» **Supplied material**
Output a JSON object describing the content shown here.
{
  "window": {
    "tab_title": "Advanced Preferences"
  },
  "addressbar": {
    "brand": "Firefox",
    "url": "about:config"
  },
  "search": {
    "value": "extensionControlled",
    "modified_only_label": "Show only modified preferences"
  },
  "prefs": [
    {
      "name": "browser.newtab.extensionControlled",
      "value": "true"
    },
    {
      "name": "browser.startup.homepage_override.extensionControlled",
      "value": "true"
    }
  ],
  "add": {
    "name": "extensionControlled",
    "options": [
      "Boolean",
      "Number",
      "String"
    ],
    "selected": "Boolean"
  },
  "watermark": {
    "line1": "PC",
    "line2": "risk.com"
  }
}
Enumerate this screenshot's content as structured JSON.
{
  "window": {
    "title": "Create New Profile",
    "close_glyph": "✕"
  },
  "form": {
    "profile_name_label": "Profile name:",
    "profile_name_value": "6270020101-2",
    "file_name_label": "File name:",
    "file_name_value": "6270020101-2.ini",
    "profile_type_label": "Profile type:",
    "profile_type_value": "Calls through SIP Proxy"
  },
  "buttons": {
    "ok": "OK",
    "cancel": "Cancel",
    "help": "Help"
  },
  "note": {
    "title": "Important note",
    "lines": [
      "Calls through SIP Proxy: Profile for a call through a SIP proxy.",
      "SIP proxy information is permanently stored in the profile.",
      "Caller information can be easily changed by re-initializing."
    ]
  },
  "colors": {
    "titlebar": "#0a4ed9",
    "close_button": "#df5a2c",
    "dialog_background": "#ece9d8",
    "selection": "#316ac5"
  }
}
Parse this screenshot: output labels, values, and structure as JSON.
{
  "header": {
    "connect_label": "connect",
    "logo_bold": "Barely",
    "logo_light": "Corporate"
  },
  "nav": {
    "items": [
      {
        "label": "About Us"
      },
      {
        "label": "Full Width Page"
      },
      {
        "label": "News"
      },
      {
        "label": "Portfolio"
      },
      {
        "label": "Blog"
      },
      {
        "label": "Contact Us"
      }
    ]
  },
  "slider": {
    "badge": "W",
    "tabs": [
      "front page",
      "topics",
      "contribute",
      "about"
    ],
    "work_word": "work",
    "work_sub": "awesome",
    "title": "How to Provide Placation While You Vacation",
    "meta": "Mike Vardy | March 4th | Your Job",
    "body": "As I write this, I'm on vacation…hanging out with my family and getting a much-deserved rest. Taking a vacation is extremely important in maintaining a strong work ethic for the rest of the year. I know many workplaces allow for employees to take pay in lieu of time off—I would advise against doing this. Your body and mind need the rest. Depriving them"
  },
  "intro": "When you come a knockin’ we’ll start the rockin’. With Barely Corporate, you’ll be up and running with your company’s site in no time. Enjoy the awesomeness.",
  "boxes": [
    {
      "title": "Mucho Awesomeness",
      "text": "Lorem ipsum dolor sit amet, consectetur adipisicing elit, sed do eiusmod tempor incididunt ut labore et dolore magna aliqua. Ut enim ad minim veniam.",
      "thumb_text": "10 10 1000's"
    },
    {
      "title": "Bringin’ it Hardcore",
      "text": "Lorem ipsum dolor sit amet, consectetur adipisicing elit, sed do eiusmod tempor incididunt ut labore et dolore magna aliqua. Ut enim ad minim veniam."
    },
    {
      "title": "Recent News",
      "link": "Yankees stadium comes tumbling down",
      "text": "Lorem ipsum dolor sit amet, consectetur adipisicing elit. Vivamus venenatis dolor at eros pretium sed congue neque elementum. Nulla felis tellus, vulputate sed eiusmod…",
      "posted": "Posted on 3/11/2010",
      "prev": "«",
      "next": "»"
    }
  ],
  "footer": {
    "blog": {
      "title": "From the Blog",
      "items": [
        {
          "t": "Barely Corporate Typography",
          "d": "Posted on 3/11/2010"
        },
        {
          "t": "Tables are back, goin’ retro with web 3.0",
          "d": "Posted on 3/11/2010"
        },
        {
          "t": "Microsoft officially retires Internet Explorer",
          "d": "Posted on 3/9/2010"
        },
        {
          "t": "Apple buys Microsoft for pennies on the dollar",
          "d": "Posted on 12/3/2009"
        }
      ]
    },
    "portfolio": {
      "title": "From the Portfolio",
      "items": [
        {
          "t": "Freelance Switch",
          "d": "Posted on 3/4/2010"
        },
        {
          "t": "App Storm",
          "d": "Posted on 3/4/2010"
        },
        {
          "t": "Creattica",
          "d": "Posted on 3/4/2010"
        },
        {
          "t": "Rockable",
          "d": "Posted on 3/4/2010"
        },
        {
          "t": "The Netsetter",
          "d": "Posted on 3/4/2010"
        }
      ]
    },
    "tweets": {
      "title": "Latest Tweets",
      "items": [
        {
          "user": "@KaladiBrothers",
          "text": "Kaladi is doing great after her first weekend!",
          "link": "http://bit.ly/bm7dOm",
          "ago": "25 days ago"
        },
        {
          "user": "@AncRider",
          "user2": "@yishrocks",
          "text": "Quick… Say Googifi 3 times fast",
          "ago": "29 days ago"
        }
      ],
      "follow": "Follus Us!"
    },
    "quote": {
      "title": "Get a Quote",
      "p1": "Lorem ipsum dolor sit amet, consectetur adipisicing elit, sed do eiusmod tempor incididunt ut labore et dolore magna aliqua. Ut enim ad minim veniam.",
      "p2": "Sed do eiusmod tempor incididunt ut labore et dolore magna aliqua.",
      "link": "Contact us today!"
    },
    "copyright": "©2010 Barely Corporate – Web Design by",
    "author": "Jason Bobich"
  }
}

» **Your instructions**
Identify every line above that includes the word "labore", and show those lines.

» **Response for this exercise**
      "text": "Lorem ipsum dolor sit amet, consectetur adipisicing elit, sed do eiusmod tempor incididunt ut labore et dolore magna aliqua. Ut enim ad minim veniam.",
      "text": "Lorem ipsum dolor sit amet, consectetur adipisicing elit, sed do eiusmod tempor incididunt ut labore et dolore magna aliqua. Ut enim ad minim veniam."
      "p1": "Lorem ipsum dolor sit amet, consectetur adipisicing elit, sed do eiusmod tempor incididunt ut labore et dolore magna aliqua. Ut enim ad minim veniam.",
      "p2": "Sed do eiusmod tempor incididunt ut labore et dolore magna aliqua.",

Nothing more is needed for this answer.